● Do this: Transcribe all of the records precisely as they are presented.

● Excerpted records:
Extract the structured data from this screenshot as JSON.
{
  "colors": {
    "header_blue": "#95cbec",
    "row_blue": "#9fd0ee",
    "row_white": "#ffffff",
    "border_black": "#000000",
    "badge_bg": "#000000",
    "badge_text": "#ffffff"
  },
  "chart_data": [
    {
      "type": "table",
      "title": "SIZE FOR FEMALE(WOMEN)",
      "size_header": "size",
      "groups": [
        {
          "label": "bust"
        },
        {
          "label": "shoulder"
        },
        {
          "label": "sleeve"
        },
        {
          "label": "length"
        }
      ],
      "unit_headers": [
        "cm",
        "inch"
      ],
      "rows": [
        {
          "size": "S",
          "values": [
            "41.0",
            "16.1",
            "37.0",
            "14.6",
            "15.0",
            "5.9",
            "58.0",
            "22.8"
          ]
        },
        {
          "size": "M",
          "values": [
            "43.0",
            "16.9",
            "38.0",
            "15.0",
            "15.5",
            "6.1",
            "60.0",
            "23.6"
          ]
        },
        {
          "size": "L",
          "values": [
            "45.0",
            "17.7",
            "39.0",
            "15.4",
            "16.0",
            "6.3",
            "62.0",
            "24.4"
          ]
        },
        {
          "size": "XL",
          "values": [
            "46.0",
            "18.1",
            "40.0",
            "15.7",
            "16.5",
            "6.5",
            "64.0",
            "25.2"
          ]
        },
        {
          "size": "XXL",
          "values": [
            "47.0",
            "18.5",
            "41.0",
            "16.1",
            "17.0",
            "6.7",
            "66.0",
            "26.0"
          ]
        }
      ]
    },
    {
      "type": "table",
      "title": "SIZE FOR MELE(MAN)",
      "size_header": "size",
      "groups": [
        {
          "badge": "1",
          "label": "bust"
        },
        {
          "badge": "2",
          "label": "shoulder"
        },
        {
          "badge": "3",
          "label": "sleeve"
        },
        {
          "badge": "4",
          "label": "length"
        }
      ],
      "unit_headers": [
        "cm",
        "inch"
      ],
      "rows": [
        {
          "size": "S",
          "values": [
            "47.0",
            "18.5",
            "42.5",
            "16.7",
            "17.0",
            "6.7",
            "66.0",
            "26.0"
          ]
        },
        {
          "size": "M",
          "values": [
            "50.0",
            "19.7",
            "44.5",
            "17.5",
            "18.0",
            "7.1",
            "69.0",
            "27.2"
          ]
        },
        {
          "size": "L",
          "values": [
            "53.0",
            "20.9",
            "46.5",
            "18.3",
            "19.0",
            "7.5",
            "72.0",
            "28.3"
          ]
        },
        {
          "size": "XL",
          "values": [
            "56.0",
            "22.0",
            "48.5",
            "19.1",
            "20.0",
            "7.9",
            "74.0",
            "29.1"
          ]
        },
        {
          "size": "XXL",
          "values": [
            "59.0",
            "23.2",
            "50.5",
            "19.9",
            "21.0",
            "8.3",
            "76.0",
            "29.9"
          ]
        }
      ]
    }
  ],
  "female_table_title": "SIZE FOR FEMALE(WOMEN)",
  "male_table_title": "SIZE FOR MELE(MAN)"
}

● Complete answer:
Extract the structured data from this screenshot as JSON.
{
  "colors": {
    "header_blue": "#95cbec",
    "row_blue": "#9fd0ee",
    "row_white": "#ffffff",
    "border_black": "#000000",
    "badge_bg": "#000000",
    "badge_text": "#ffffff"
  },
  "chart_data": [
    {
      "type": "table",
      "title": "SIZE FOR FEMALE(WOMEN)",
      "size_header": "size",
      "groups": [
        {
          "label": "bust"
        },
        {
          "label": "shoulder"
        },
        {
          "label": "sleeve"
        },
        {
          "label": "length"
        }
      ],
      "unit_headers": [
        "cm",
        "inch"
      ],
      "rows": [
        {
          "size": "S",
          "values": [
            "41.0",
            "16.1",
            "37.0",
            "14.6",
            "15.0",
            "5.9",
            "58.0",
            "22.8"
          ]
        },
        {
          "size": "M",
          "values": [
            "43.0",
            "16.9",
            "38.0",
            "15.0",
            "15.5",
            "6.1",
            "60.0",
            "23.6"
          ]
        },
        {
          "size": "L",
          "values": [
            "45.0",
            "17.7",
            "39.0",
            "15.4",
            "16.0",
            "6.3",
            "62.0",
            "24.4"
          ]
        },
        {
          "size": "XL",
          "values": [
            "46.0",
            "18.1",
            "40.0",
            "15.7",
            "16.5",
            "6.5",
            "64.0",
            "25.2"
          ]
        },
        {
          "size": "XXL",
          "values": [
            "47.0",
            "18.5",
            "41.0",
            "16.1",
            "17.0",
            "6.7",
            "66.0",
            "26.0"
          ]
        }
      ]
    },
    {
      "type": "table",
      "title": "SIZE FOR MELE(MAN)",
      "size_header": "size",
      "groups": [
        {
          "badge": "1",
          "label": "bust"
        },
        {
          "badge": "2",
          "label": "shoulder"
        },
        {
          "badge": "3",
          "label": "sleeve"
        },
        {
          "badge": "4",
          "label": "length"
        }
      ],
      "unit_headers": [
        "cm",
        "inch"
      ],
      "rows": [
        {
          "size": "S",
          "values": [
            "47.0",
            "18.5",
            "42.5",
            "16.7",
            "17.0",
            "6.7",
            "66.0",
            "26.0"
          ]
        },
        {
          "size": "M",
          "values": [
            "50.0",
            "19.7",
            "44.5",
            "17.5",
            "18.0",
            "7.1",
            "69.0",
            "27.2"
          ]
        },
        {
          "size": "L",
          "values": [
            "53.0",
            "20.9",
            "46.5",
            "18.3",
            "19.0",
            "7.5",
            "72.0",
            "28.3"
          ]
        },
        {
          "size": "XL",
          "values": [
            "56.0",
            "22.0",
            "48.5",
            "19.1",
            "20.0",
            "7.9",
            "74.0",
            "29.1"
          ]
        },
        {
          "size": "XXL",
          "values": [
            "59.0",
            "23.2",
            "50.5",
            "19.9",
            "21.0",
            "8.3",
            "76.0",
            "29.9"
          ]
        }
      ]
    }
  ],
  "female_table_title": "SIZE FOR FEMALE(WOMEN)",
  "male_table_title": "SIZE FOR MELE(MAN)"
}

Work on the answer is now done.